--- Input data ---

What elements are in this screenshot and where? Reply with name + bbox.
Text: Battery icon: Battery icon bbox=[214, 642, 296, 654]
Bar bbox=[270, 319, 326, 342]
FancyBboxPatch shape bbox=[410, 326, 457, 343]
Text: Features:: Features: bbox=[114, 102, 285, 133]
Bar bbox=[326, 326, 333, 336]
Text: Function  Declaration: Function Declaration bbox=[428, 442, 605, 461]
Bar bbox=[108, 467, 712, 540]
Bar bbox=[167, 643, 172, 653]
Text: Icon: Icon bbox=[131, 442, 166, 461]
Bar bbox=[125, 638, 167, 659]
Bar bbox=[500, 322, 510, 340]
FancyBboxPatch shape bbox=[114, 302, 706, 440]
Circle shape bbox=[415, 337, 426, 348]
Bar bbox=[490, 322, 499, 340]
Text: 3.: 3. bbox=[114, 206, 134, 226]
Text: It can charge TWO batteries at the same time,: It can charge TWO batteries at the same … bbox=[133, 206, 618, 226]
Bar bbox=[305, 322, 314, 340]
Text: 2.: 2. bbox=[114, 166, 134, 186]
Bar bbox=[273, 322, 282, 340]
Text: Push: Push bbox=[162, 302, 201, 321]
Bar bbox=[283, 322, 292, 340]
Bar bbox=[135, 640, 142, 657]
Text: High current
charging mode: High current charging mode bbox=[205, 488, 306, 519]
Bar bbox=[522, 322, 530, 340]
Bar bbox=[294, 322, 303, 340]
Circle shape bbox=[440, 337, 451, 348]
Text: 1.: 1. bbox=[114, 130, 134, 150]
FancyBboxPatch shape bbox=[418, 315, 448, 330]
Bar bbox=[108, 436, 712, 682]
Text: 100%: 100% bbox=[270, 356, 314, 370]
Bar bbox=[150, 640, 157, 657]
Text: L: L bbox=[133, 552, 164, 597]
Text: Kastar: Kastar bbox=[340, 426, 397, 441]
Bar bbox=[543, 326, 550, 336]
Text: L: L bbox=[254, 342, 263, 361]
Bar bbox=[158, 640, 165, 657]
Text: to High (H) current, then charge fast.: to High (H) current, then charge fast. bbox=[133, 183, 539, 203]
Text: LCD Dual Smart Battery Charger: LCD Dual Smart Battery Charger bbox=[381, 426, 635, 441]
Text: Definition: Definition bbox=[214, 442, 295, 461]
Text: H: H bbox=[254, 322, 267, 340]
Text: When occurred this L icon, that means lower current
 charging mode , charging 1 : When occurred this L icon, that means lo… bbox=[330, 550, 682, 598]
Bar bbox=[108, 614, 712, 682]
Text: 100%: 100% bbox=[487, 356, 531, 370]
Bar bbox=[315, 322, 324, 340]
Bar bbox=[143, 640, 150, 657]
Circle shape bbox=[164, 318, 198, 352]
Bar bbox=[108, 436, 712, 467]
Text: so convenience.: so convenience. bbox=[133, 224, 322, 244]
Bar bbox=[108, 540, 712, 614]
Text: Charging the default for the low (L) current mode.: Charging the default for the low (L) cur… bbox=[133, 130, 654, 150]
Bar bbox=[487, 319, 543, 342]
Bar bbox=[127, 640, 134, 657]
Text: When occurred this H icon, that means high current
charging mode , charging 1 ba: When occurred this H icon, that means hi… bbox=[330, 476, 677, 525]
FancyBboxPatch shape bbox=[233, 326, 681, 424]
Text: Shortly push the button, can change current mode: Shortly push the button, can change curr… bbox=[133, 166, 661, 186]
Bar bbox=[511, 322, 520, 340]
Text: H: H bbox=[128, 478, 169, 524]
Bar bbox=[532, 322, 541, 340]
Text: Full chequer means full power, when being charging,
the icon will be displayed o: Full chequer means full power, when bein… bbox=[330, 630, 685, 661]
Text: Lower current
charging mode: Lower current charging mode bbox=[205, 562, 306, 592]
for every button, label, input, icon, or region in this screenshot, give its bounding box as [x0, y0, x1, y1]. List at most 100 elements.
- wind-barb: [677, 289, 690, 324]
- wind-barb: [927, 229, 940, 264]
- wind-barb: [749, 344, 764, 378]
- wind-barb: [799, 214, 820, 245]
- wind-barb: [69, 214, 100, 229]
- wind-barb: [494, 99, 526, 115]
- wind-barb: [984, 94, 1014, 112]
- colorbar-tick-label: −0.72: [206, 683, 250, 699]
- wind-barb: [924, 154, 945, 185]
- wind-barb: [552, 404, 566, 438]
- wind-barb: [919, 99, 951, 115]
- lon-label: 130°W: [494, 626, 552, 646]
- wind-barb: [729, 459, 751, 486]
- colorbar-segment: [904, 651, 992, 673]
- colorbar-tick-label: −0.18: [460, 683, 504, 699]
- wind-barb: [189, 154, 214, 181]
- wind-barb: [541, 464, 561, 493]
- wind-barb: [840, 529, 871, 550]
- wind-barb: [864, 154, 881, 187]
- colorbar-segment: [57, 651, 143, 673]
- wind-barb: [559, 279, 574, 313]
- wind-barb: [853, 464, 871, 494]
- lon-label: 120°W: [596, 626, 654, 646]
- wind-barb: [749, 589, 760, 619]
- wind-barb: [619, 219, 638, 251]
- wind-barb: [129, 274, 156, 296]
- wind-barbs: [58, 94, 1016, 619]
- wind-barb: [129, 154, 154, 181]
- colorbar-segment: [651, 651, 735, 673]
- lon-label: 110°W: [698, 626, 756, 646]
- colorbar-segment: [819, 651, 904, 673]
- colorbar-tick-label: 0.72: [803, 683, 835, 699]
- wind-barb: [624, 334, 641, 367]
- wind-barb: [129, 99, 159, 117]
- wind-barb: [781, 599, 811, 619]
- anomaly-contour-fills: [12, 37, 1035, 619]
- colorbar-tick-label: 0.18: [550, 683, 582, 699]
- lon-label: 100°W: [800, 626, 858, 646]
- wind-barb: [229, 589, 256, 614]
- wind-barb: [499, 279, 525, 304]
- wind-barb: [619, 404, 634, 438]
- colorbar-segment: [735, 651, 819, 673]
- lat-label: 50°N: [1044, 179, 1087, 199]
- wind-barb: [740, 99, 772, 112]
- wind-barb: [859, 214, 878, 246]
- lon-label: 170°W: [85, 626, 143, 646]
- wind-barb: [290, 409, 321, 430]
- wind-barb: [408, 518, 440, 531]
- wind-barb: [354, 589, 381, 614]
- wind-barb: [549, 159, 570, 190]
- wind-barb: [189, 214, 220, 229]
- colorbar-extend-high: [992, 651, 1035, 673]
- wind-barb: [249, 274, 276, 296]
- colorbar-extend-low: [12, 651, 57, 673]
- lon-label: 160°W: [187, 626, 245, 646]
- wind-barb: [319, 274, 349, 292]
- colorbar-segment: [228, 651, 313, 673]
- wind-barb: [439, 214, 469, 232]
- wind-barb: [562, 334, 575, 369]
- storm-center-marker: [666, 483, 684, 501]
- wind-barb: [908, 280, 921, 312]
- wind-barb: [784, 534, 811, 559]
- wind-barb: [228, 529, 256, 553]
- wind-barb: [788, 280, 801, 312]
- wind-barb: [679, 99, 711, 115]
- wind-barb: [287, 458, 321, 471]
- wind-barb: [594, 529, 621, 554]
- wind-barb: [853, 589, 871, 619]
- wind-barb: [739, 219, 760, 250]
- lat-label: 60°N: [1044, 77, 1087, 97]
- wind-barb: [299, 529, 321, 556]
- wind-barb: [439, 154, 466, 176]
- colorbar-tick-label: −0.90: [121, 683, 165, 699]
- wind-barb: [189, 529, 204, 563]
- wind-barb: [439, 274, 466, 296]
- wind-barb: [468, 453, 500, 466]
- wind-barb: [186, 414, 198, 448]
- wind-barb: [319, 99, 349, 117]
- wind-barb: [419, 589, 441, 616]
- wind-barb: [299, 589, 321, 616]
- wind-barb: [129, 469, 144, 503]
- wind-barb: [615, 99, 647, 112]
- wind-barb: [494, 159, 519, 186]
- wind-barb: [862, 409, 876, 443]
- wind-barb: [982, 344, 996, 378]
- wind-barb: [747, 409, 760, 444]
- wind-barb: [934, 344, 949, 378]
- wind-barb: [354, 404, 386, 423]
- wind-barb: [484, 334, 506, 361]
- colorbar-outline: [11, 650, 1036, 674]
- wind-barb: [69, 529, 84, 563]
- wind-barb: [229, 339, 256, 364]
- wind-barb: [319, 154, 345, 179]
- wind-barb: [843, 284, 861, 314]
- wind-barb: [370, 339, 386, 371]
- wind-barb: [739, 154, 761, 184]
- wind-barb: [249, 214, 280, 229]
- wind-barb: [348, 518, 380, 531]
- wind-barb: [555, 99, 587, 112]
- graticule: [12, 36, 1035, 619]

---

▶ Objective
Copy the lines from the very first one down through the line that contains "Bar bbox=[326, 326, 333, 336]", both ends included, and give nothing beyond them.

▶ Task answer
What elements are in this screenshot and where? Reply with name + bbox.
Text: Battery icon: Battery icon bbox=[214, 642, 296, 654]
Bar bbox=[270, 319, 326, 342]
FancyBboxPatch shape bbox=[410, 326, 457, 343]
Text: Features:: Features: bbox=[114, 102, 285, 133]
Bar bbox=[326, 326, 333, 336]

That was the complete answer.